Source text –
══════════
Background : The length of Barrett's oesophagus seems to correlate well with indicators of severe gastro-oesophageal reflux disease. However, it remains unknown whether prior acid suppressive therapy affects the length of newly diagnosed Barrett's oesophagus.

Methods : A retrospective analysis of a well-characterized large cohort of patients with Barrett's oesophagus diagnosed between 1981 and 2000.

Aim : To compare the length of Barrett's oesophagus between patients who received acid suppressive therapy prior to their diagnosis to those who did not receive such therapy. Pharmacy records were obtained from Department of the Veterans Affairs computerized records and prospectively collected research records. We further examined the association between prior use of acid suppressive therapy and the length of Barrett's oesophagus in correlation analyses, as well as multivariate linear regression analyses while adjusting for differences in year of diagnosis, age, gender, ethnicity, and the presence of intestinal metaplasia of the gastric cardia.
══════════
Document understanding data:
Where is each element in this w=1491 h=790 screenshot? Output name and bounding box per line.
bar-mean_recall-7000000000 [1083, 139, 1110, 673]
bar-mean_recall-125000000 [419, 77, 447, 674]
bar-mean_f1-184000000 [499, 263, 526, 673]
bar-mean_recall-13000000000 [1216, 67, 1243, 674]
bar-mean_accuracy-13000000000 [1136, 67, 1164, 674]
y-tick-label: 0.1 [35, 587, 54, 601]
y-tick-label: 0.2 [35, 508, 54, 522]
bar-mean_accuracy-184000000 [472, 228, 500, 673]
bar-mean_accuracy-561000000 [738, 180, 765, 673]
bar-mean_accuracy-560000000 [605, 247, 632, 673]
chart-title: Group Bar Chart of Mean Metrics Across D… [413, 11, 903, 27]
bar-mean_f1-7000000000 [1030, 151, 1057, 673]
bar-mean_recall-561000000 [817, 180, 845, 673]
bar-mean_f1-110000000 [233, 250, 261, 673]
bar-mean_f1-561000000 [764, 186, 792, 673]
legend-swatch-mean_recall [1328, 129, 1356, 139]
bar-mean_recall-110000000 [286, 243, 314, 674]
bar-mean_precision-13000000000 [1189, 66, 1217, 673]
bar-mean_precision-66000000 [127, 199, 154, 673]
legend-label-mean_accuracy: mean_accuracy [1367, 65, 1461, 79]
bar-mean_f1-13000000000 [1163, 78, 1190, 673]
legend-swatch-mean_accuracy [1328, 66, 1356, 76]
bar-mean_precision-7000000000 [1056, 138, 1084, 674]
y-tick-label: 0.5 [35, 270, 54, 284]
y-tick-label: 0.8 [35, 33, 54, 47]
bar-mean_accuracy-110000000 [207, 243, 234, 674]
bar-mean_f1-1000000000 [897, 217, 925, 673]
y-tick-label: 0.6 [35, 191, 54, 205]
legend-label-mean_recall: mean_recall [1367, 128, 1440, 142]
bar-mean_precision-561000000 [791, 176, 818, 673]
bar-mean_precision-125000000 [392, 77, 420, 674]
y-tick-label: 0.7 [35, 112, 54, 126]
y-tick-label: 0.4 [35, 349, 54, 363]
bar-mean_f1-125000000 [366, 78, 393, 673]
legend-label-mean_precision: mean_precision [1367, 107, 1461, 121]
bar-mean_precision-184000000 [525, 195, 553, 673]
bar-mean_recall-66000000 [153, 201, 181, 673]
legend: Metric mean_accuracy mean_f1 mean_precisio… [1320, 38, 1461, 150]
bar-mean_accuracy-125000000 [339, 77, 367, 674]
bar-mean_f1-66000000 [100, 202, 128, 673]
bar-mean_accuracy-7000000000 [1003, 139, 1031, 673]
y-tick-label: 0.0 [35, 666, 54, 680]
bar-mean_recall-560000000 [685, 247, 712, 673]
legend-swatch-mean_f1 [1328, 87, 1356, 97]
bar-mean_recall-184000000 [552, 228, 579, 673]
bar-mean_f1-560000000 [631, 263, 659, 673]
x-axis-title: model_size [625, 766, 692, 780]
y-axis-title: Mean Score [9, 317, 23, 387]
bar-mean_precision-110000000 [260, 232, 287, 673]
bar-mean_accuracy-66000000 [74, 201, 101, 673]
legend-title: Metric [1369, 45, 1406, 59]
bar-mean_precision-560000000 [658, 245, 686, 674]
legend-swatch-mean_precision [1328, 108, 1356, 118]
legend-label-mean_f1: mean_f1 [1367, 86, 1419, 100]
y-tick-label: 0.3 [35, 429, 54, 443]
══════════
Exercises –
A – Return the part of the Barrett's oesophagus abstract from "Methods : A retrospective" to "the gastric cardia.", copied word for word.
B – In the Barrett's oesophagus abstract, what span of years covers the diagnoses of the patients in the cohort?

Results –
A –
Methods : A retrospective analysis of a well-characterized large cohort of patients with Barrett's oesophagus diagnosed between 1981 and 2000.

Aim : To compare the length of Barrett's oesophagus between patients who received acid suppressive therapy prior to their diagnosis to those who did not receive such therapy. Pharmacy records were obtained from Department of the Veterans Affairs computerized records and prospectively collected research records. We further examined the association between prior use of acid suppressive therapy and the length of Barrett's oesophagus in correlation analyses, as well as multivariate linear regression analyses while adjusting for differences in year of diagnosis, age, gender, ethnicity, and the presence of intestinal metaplasia of the gastric cardia.

B – They were diagnosed between 1981 and 2000.